■ INSTRUCTION:
Read the lines below. Copy out any that hold the string "fires".

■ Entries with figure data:
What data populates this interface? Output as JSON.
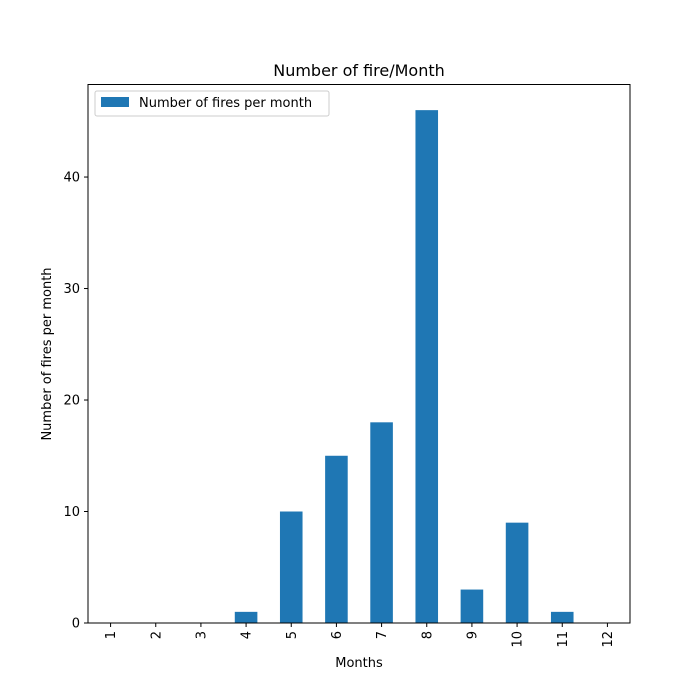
{
  "chart_data": {
    "type": "bar",
    "title": "Number of fire/Month",
    "xlabel": "Months",
    "ylabel": "Number of fires per month",
    "categories": [
      "1",
      "2",
      "3",
      "4",
      "5",
      "6",
      "7",
      "8",
      "9",
      "10",
      "11",
      "12"
    ],
    "series": [
      {
        "name": "Number of fires per month",
        "color": "#1f77b4",
        "values": [
          0,
          0,
          0,
          1,
          10,
          15,
          18,
          46,
          3,
          9,
          1,
          0
        ]
      }
    ],
    "ylim": [
      0,
      48.3
    ],
    "yticks": [
      0,
      10,
      20,
      30,
      40
    ],
    "xtick_rotation": "vertical",
    "grid": false,
    "legend_position": "upper-left"
  }
}
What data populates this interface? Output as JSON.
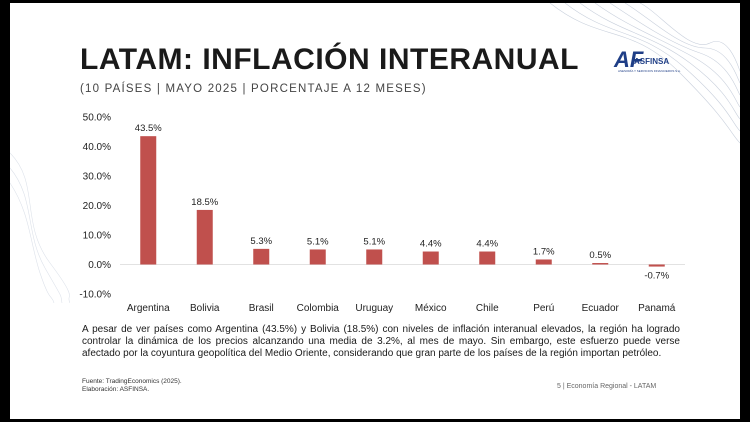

■ SOLUTION:
    "ylabel": "Number of fires per month",
        "name": "Number of fires per month",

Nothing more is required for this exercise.